= Your task =
Below are records to transcribe exactly, without their pictures.

= Information supplied =
-- Start --

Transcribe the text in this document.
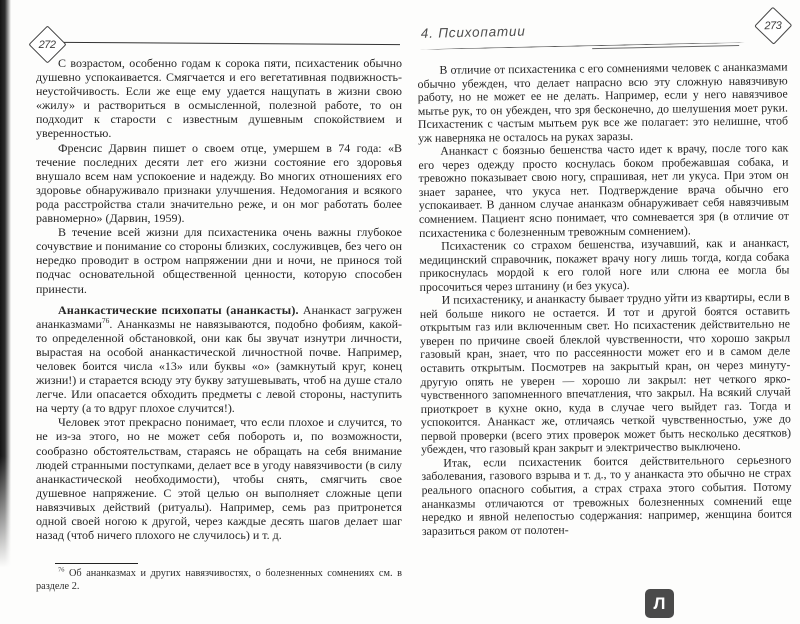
272

С возрастом, особенно годам к сорока пяти, психастеник обычно душевно успокаивается. Смягчается и его вегетативная подвижность-неустойчивость. Если же еще ему удается нащупать в жизни свою «жилу» и раствориться в осмысленной, полезной работе, то он подходит к старости с известным душевным спокойствием и уверенностью.

Френсис Дарвин пишет о своем отце, умершем в 74 года: «В течение последних десяти лет его жизни состояние его здоровья внушало всем нам успокоение и надежду. Во многих отношениях его здоровье обнаруживало признаки улучшения. Недомогания и всякого рода расстройства стали значительно реже, и он мог работать более равномерно» (Дарвин, 1959).

В течение всей жизни для психастеника очень важны глубокое сочувствие и понимание со стороны близких, сослуживцев, без чего он нередко проводит в остром напряжении дни и ночи, не принося той подчас основательной общественной ценности, которую способен принести.

Ананкастические психопаты (ананкасты). Ананкаст загружен ананказмами$^{76}$. Ананказмы не навязываются, подобно фобиям, какой-то определенной обстановкой, они как бы звучат изнутри личности, вырастая на особой ананкастической личностной почве. Например, человек боится числа «13» или буквы «о» (замкнутый круг, конец жизни!) и старается всюду эту букву затушевывать, чтоб на душе стало легче. Или опасается обходить предметы с левой стороны, наступить на черту (а то вдруг плохое случится!).

Человек этот прекрасно понимает, что если плохое и случится, то не из-за этого, но не может себя побороть и, по возможности, сообразно обстоятельствам, стараясь не обращать на себя внимание людей странными поступками, делает все в угоду навязчивости (в силу ананкастической необходимости), чтобы снять, смягчить свое душевное напряжение. С этой целью он выполняет сложные цепи навязчивых действий (ритуалы). Например, семь раз притронется одной своей ногою к другой, через каждые десять шагов делает шаг назад (чтоб ничего плохого не случилось) и т. д.

$^{76}$ Об ананказмах и других навязчивостях, о болезненных сомнениях см. в разделе 2.
4. Психопатии	273

В отличие от психастеника с его сомнениями человек с ананказмами обычно убежден, что делает напрасно всю эту сложную навязчивую работу, но не может ее не делать. Например, если у него навязчивое мытье рук, то он убежден, что зря бесконечно, до шелушения моет руки. Психастеник с частым мытьем рук все же полагает: это нелишне, чтоб уж наверняка не осталось на руках заразы.

Ананкаст с боязнью бешенства часто идет к врачу, после того как его через одежду просто коснулась боком пробежавшая собака, и тревожно показывает свою ногу, спрашивая, нет ли укуса. При этом он знает заранее, что укуса нет. Подтверждение врача обычно его успокаивает. В данном случае ананказм обнаруживает себя навязчивым сомнением. Пациент ясно понимает, что сомневается зря (в отличие от психастеника с болезненным тревожным сомнением).

Психастеник со страхом бешенства, изучавший, как и ананкаст, медицинский справочник, покажет врачу ногу лишь тогда, когда собака прикоснулась мордой к его голой ноге или слюна ее могла бы просочиться через штанину (и без укуса).

И психастенику, и ананкасту бывает трудно уйти из квартиры, если в ней больше никого не остается. И тот и другой боятся оставить открытым газ или включенным свет. Но психастеник действительно не уверен по причине своей блеклой чувственности, что хорошо закрыл газовый кран, знает, что по рассеянности может его и в самом деле оставить открытым. Посмотрев на закрытый кран, он через минуту-другую опять не уверен — хорошо ли закрыл: нет четкого ярко-чувственного запомненного впечатления, что закрыл. На всякий случай приоткроет в кухне окно, куда в случае чего выйдет газ. Тогда и успокоится. Ананкаст же, отличаясь четкой чувственностью, уже до первой проверки (всего этих проверок может быть несколько десятков) убежден, что газовый кран закрыт и электричество выключено.

Итак, если психастеник боится действительного серьезного заболевания, газового взрыва и т. д., то у ананкаста это обычно не страх реального опасного события, а страх страха этого события. Потому ананказмы отличаются от тревожных болезненных сомнений еще нередко и явной нелепостью содержания: например, женщина боится заразиться раком от полотен-

Л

-- End --

= Solution to the exercise =
Transcribe the text in this document.
272

С возрастом, особенно годам к сорока пяти, психастеник обычно душевно успокаивается. Смягчается и его вегетативная подвижность-неустойчивость. Если же еще ему удается нащупать в жизни свою «жилу» и раствориться в осмысленной, полезной работе, то он подходит к старости с известным душевным спокойствием и уверенностью.

Френсис Дарвин пишет о своем отце, умершем в 74 года: «В течение последних десяти лет его жизни состояние его здоровья внушало всем нам успокоение и надежду. Во многих отношениях его здоровье обнаруживало признаки улучшения. Недомогания и всякого рода расстройства стали значительно реже, и он мог работать более равномерно» (Дарвин, 1959).

В течение всей жизни для психастеника очень важны глубокое сочувствие и понимание со стороны близких, сослуживцев, без чего он нередко проводит в остром напряжении дни и ночи, не принося той подчас основательной общественной ценности, которую способен принести.

Ананкастические психопаты (ананкасты). Ананкаст загружен ананказмами$^{76}$. Ананказмы не навязываются, подобно фобиям, какой-то определенной обстановкой, они как бы звучат изнутри личности, вырастая на особой ананкастической личностной почве. Например, человек боится числа «13» или буквы «о» (замкнутый круг, конец жизни!) и старается всюду эту букву затушевывать, чтоб на душе стало легче. Или опасается обходить предметы с левой стороны, наступить на черту (а то вдруг плохое случится!).

Человек этот прекрасно понимает, что если плохое и случится, то не из-за этого, но не может себя побороть и, по возможности, сообразно обстоятельствам, стараясь не обращать на себя внимание людей странными поступками, делает все в угоду навязчивости (в силу ананкастической необходимости), чтобы снять, смягчить свое душевное напряжение. С этой целью он выполняет сложные цепи навязчивых действий (ритуалы). Например, семь раз притронется одной своей ногою к другой, через каждые десять шагов делает шаг назад (чтоб ничего плохого не случилось) и т. д.

$^{76}$ Об ананказмах и других навязчивостях, о болезненных сомнениях см. в разделе 2.
4. Психопатии	273

В отличие от психастеника с его сомнениями человек с ананказмами обычно убежден, что делает напрасно всю эту сложную навязчивую работу, но не может ее не делать. Например, если у него навязчивое мытье рук, то он убежден, что зря бесконечно, до шелушения моет руки. Психастеник с частым мытьем рук все же полагает: это нелишне, чтоб уж наверняка не осталось на руках заразы.

Ананкаст с боязнью бешенства часто идет к врачу, после того как его через одежду просто коснулась боком пробежавшая собака, и тревожно показывает свою ногу, спрашивая, нет ли укуса. При этом он знает заранее, что укуса нет. Подтверждение врача обычно его успокаивает. В данном случае ананказм обнаруживает себя навязчивым сомнением. Пациент ясно понимает, что сомневается зря (в отличие от психастеника с болезненным тревожным сомнением).

Психастеник со страхом бешенства, изучавший, как и ананкаст, медицинский справочник, покажет врачу ногу лишь тогда, когда собака прикоснулась мордой к его голой ноге или слюна ее могла бы просочиться через штанину (и без укуса).

И психастенику, и ананкасту бывает трудно уйти из квартиры, если в ней больше никого не остается. И тот и другой боятся оставить открытым газ или включенным свет. Но психастеник действительно не уверен по причине своей блеклой чувственности, что хорошо закрыл газовый кран, знает, что по рассеянности может его и в самом деле оставить открытым. Посмотрев на закрытый кран, он через минуту-другую опять не уверен — хорошо ли закрыл: нет четкого ярко-чувственного запомненного впечатления, что закрыл. На всякий случай приоткроет в кухне окно, куда в случае чего выйдет газ. Тогда и успокоится. Ананкаст же, отличаясь четкой чувственностью, уже до первой проверки (всего этих проверок может быть несколько десятков) убежден, что газовый кран закрыт и электричество выключено.

Итак, если психастеник боится действительного серьезного заболевания, газового взрыва и т. д., то у ананкаста это обычно не страх реального опасного события, а страх страха этого события. Потому ананказмы отличаются от тревожных болезненных сомнений еще нередко и явной нелепостью содержания: например, женщина боится заразиться раком от полотен-

Л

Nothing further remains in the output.